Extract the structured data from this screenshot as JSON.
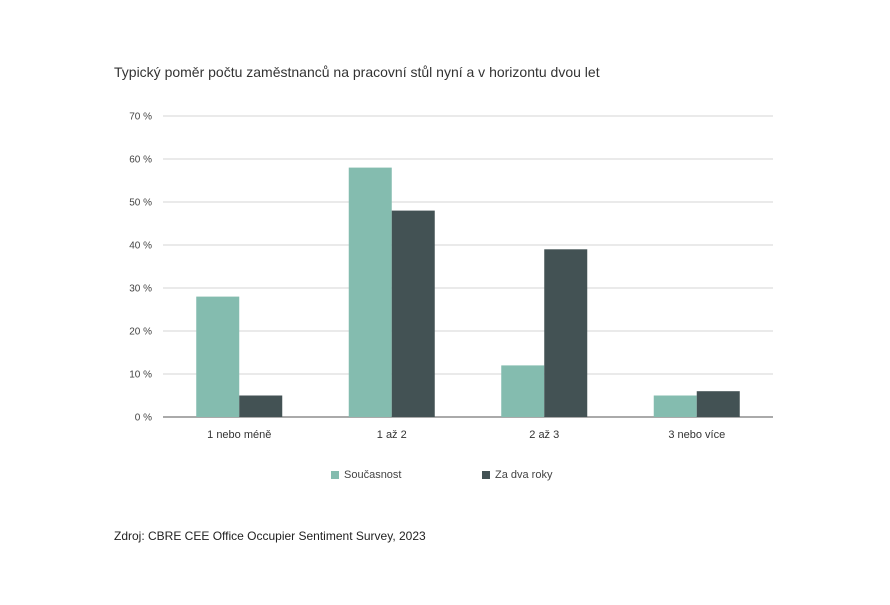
{
  "chart_data": {
    "type": "bar",
    "title": "Typický poměr počtu zaměstnanců na pracovní stůl nyní a v horizontu dvou let",
    "xlabel": "",
    "ylabel": "",
    "categories": [
      "1 nebo méně",
      "1 až 2",
      "2 až 3",
      "3 nebo více"
    ],
    "series": [
      {
        "name": "Současnost",
        "values": [
          28,
          58,
          12,
          5
        ],
        "color": "#84bcaf"
      },
      {
        "name": "Za dva roky",
        "values": [
          5,
          48,
          39,
          6
        ],
        "color": "#435254"
      }
    ],
    "ylim": [
      0,
      70
    ],
    "yticks": [
      0,
      10,
      20,
      30,
      40,
      50,
      60,
      70
    ],
    "ytick_labels": [
      "0 %",
      "10 %",
      "20 %",
      "30 %",
      "40 %",
      "50 %",
      "60 %",
      "70 %"
    ],
    "grid": true,
    "legend_position": "bottom-center"
  },
  "source": "Zdroj: CBRE  CEE Office Occupier Sentiment  Survey, 2023"
}
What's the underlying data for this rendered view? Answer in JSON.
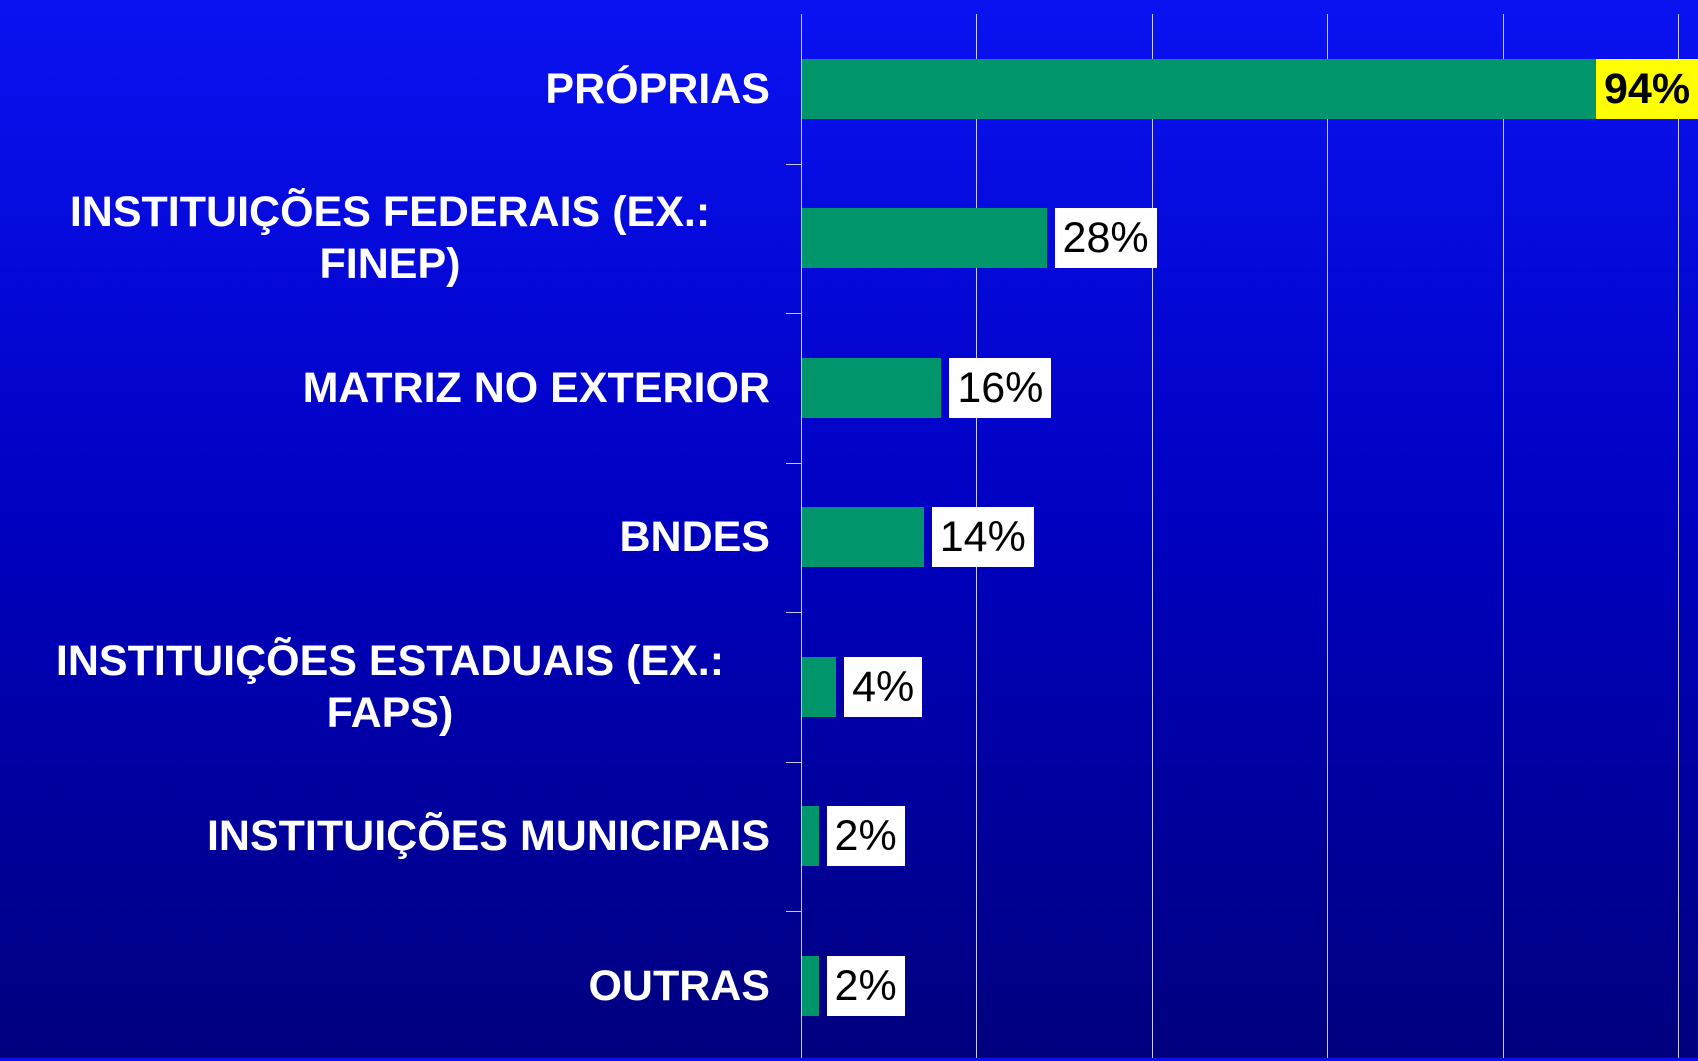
{
  "chart_data": {
    "type": "barh",
    "categories": [
      "PRÓPRIAS",
      "INSTITUIÇÕES FEDERAIS (EX.: FINEP)",
      "MATRIZ NO EXTERIOR",
      "BNDES",
      "INSTITUIÇÕES ESTADUAIS (EX.: FAPS)",
      "INSTITUIÇÕES MUNICIPAIS",
      "OUTRAS"
    ],
    "values": [
      94,
      28,
      16,
      14,
      4,
      2,
      2
    ],
    "value_labels": [
      "94%",
      "28%",
      "16%",
      "14%",
      "4%",
      "2%",
      "2%"
    ],
    "value_label_backgrounds": [
      "#ffff00",
      "#ffffff",
      "#ffffff",
      "#ffffff",
      "#ffffff",
      "#ffffff",
      "#ffffff"
    ],
    "value_label_bold": [
      true,
      false,
      false,
      false,
      false,
      false,
      false
    ],
    "color": "#00956a",
    "xlim": [
      0,
      100
    ],
    "xticks": [
      0,
      20,
      40,
      60,
      80,
      100
    ],
    "grid": true
  }
}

__WHAT YOU WILL DO__
Using the listing above, locate the lines that hold "this" and copy each one.

__OUTPUT__
Extract the structured data from this screenshot as JSON.
What's the underlying data for this rendered view? Answer in JSON.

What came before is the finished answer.